__REQUIREMENT__.
State how many lines in the entries below contain "change". Write nothing but the number.

__WORKING DATA__.
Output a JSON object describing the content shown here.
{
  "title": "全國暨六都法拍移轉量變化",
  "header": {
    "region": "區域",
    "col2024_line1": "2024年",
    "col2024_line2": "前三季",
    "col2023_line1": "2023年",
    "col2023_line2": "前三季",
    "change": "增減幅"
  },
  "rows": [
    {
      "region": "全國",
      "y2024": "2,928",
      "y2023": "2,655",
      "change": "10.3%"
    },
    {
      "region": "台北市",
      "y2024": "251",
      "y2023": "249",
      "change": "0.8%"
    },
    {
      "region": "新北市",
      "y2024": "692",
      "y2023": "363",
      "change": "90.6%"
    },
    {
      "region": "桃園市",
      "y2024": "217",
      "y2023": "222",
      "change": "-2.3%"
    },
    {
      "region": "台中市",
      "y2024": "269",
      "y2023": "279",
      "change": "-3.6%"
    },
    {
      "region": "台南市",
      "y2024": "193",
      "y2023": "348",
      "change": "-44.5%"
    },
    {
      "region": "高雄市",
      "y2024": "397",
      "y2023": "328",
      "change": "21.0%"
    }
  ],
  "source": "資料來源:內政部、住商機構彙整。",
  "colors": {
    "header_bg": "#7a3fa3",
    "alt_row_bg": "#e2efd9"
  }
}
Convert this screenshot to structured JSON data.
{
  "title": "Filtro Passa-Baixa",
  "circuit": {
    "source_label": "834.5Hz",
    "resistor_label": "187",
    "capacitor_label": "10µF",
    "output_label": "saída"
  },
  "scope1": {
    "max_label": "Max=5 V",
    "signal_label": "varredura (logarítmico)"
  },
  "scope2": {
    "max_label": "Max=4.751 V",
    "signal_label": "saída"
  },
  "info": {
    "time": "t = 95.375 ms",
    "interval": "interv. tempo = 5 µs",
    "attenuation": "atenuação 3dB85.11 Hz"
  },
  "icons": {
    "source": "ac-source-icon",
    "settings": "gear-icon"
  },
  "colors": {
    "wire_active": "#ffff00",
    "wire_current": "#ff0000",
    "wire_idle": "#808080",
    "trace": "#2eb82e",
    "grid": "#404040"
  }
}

__PROBLEM SOLUTION__.
8